▶

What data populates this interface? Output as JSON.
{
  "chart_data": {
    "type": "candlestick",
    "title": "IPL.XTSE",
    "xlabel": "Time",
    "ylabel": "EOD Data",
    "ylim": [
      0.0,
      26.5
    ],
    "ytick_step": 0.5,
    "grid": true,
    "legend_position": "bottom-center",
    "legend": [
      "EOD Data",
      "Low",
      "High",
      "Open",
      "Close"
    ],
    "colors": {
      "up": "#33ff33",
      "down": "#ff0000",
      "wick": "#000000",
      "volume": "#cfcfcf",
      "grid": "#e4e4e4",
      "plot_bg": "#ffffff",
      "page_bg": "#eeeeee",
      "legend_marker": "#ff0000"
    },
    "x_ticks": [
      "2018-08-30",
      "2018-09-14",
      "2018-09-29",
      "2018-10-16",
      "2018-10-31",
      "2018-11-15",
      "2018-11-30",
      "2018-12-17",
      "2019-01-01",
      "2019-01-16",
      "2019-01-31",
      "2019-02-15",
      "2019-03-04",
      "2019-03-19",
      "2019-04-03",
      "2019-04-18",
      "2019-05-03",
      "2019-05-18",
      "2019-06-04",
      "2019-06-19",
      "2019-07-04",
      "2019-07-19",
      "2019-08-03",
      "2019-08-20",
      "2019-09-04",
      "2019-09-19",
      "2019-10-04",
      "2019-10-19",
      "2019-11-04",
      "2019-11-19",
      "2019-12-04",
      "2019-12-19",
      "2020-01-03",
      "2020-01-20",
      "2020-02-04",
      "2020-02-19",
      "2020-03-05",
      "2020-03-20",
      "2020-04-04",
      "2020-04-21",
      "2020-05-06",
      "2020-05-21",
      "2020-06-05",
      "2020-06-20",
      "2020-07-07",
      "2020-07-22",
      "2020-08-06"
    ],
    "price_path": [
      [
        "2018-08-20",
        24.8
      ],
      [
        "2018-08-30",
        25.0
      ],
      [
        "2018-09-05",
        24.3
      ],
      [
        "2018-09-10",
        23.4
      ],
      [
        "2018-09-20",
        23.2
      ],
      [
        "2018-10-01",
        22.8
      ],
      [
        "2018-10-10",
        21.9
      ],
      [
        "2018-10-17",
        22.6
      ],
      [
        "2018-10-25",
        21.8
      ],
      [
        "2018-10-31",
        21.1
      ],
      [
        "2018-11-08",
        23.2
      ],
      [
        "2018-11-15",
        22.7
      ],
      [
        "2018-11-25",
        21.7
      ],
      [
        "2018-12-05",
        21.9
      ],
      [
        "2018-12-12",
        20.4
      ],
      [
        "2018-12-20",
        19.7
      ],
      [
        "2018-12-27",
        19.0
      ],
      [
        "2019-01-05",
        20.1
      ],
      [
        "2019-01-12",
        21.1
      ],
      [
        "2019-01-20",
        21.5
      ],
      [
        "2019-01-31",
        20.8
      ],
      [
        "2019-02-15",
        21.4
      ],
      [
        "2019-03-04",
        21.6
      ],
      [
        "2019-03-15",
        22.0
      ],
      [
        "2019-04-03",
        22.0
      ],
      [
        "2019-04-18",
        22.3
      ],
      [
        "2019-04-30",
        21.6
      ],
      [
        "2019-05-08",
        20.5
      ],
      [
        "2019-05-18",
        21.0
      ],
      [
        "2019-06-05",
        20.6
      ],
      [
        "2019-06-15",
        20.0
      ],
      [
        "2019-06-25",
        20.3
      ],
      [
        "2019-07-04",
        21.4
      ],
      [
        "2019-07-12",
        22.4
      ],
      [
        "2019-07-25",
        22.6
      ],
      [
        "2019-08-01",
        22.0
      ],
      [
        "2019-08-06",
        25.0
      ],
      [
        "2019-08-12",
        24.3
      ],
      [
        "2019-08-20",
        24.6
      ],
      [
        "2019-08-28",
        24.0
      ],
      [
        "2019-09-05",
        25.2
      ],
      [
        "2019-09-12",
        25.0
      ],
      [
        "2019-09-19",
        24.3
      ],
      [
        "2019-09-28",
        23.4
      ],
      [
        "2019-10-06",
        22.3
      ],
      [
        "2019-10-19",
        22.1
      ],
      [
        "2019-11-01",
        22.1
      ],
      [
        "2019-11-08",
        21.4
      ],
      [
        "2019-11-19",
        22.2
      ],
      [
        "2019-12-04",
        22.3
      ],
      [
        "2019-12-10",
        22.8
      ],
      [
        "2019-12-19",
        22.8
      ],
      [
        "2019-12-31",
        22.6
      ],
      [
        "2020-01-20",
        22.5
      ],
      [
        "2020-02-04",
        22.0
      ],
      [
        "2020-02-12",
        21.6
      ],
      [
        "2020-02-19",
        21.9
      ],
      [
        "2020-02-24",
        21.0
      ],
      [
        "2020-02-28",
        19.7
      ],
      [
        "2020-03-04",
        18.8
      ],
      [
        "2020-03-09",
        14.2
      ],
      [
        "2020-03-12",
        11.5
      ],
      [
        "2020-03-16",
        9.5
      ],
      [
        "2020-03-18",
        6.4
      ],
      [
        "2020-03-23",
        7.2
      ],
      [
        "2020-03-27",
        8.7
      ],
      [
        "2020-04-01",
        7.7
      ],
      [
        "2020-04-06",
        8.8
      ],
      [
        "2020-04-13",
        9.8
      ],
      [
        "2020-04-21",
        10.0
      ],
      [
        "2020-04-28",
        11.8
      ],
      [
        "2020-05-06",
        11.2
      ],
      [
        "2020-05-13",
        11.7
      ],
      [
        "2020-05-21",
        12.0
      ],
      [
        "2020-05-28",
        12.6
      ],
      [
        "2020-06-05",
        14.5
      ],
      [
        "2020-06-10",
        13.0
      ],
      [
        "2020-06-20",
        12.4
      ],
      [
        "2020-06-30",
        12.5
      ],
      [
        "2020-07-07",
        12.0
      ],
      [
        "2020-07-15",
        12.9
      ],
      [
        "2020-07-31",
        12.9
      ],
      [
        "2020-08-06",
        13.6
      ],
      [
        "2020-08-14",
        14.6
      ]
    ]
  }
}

◀

__Given task__.
Nothing in the data may differ; print all of it exactly as written.

__Correct result__.
What data populates this interface? Output as JSON.
{
  "chart_data": {
    "type": "candlestick",
    "title": "IPL.XTSE",
    "xlabel": "Time",
    "ylabel": "EOD Data",
    "ylim": [
      0.0,
      26.5
    ],
    "ytick_step": 0.5,
    "grid": true,
    "legend_position": "bottom-center",
    "legend": [
      "EOD Data",
      "Low",
      "High",
      "Open",
      "Close"
    ],
    "colors": {
      "up": "#33ff33",
      "down": "#ff0000",
      "wick": "#000000",
      "volume": "#cfcfcf",
      "grid": "#e4e4e4",
      "plot_bg": "#ffffff",
      "page_bg": "#eeeeee",
      "legend_marker": "#ff0000"
    },
    "x_ticks": [
      "2018-08-30",
      "2018-09-14",
      "2018-09-29",
      "2018-10-16",
      "2018-10-31",
      "2018-11-15",
      "2018-11-30",
      "2018-12-17",
      "2019-01-01",
      "2019-01-16",
      "2019-01-31",
      "2019-02-15",
      "2019-03-04",
      "2019-03-19",
      "2019-04-03",
      "2019-04-18",
      "2019-05-03",
      "2019-05-18",
      "2019-06-04",
      "2019-06-19",
      "2019-07-04",
      "2019-07-19",
      "2019-08-03",
      "2019-08-20",
      "2019-09-04",
      "2019-09-19",
      "2019-10-04",
      "2019-10-19",
      "2019-11-04",
      "2019-11-19",
      "2019-12-04",
      "2019-12-19",
      "2020-01-03",
      "2020-01-20",
      "2020-02-04",
      "2020-02-19",
      "2020-03-05",
      "2020-03-20",
      "2020-04-04",
      "2020-04-21",
      "2020-05-06",
      "2020-05-21",
      "2020-06-05",
      "2020-06-20",
      "2020-07-07",
      "2020-07-22",
      "2020-08-06"
    ],
    "price_path": [
      [
        "2018-08-20",
        24.8
      ],
      [
        "2018-08-30",
        25.0
      ],
      [
        "2018-09-05",
        24.3
      ],
      [
        "2018-09-10",
        23.4
      ],
      [
        "2018-09-20",
        23.2
      ],
      [
        "2018-10-01",
        22.8
      ],
      [
        "2018-10-10",
        21.9
      ],
      [
        "2018-10-17",
        22.6
      ],
      [
        "2018-10-25",
        21.8
      ],
      [
        "2018-10-31",
        21.1
      ],
      [
        "2018-11-08",
        23.2
      ],
      [
        "2018-11-15",
        22.7
      ],
      [
        "2018-11-25",
        21.7
      ],
      [
        "2018-12-05",
        21.9
      ],
      [
        "2018-12-12",
        20.4
      ],
      [
        "2018-12-20",
        19.7
      ],
      [
        "2018-12-27",
        19.0
      ],
      [
        "2019-01-05",
        20.1
      ],
      [
        "2019-01-12",
        21.1
      ],
      [
        "2019-01-20",
        21.5
      ],
      [
        "2019-01-31",
        20.8
      ],
      [
        "2019-02-15",
        21.4
      ],
      [
        "2019-03-04",
        21.6
      ],
      [
        "2019-03-15",
        22.0
      ],
      [
        "2019-04-03",
        22.0
      ],
      [
        "2019-04-18",
        22.3
      ],
      [
        "2019-04-30",
        21.6
      ],
      [
        "2019-05-08",
        20.5
      ],
      [
        "2019-05-18",
        21.0
      ],
      [
        "2019-06-05",
        20.6
      ],
      [
        "2019-06-15",
        20.0
      ],
      [
        "2019-06-25",
        20.3
      ],
      [
        "2019-07-04",
        21.4
      ],
      [
        "2019-07-12",
        22.4
      ],
      [
        "2019-07-25",
        22.6
      ],
      [
        "2019-08-01",
        22.0
      ],
      [
        "2019-08-06",
        25.0
      ],
      [
        "2019-08-12",
        24.3
      ],
      [
        "2019-08-20",
        24.6
      ],
      [
        "2019-08-28",
        24.0
      ],
      [
        "2019-09-05",
        25.2
      ],
      [
        "2019-09-12",
        25.0
      ],
      [
        "2019-09-19",
        24.3
      ],
      [
        "2019-09-28",
        23.4
      ],
      [
        "2019-10-06",
        22.3
      ],
      [
        "2019-10-19",
        22.1
      ],
      [
        "2019-11-01",
        22.1
      ],
      [
        "2019-11-08",
        21.4
      ],
      [
        "2019-11-19",
        22.2
      ],
      [
        "2019-12-04",
        22.3
      ],
      [
        "2019-12-10",
        22.8
      ],
      [
        "2019-12-19",
        22.8
      ],
      [
        "2019-12-31",
        22.6
      ],
      [
        "2020-01-20",
        22.5
      ],
      [
        "2020-02-04",
        22.0
      ],
      [
        "2020-02-12",
        21.6
      ],
      [
        "2020-02-19",
        21.9
      ],
      [
        "2020-02-24",
        21.0
      ],
      [
        "2020-02-28",
        19.7
      ],
      [
        "2020-03-04",
        18.8
      ],
      [
        "2020-03-09",
        14.2
      ],
      [
        "2020-03-12",
        11.5
      ],
      [
        "2020-03-16",
        9.5
      ],
      [
        "2020-03-18",
        6.4
      ],
      [
        "2020-03-23",
        7.2
      ],
      [
        "2020-03-27",
        8.7
      ],
      [
        "2020-04-01",
        7.7
      ],
      [
        "2020-04-06",
        8.8
      ],
      [
        "2020-04-13",
        9.8
      ],
      [
        "2020-04-21",
        10.0
      ],
      [
        "2020-04-28",
        11.8
      ],
      [
        "2020-05-06",
        11.2
      ],
      [
        "2020-05-13",
        11.7
      ],
      [
        "2020-05-21",
        12.0
      ],
      [
        "2020-05-28",
        12.6
      ],
      [
        "2020-06-05",
        14.5
      ],
      [
        "2020-06-10",
        13.0
      ],
      [
        "2020-06-20",
        12.4
      ],
      [
        "2020-06-30",
        12.5
      ],
      [
        "2020-07-07",
        12.0
      ],
      [
        "2020-07-15",
        12.9
      ],
      [
        "2020-07-31",
        12.9
      ],
      [
        "2020-08-06",
        13.6
      ],
      [
        "2020-08-14",
        14.6
      ]
    ]
  }
}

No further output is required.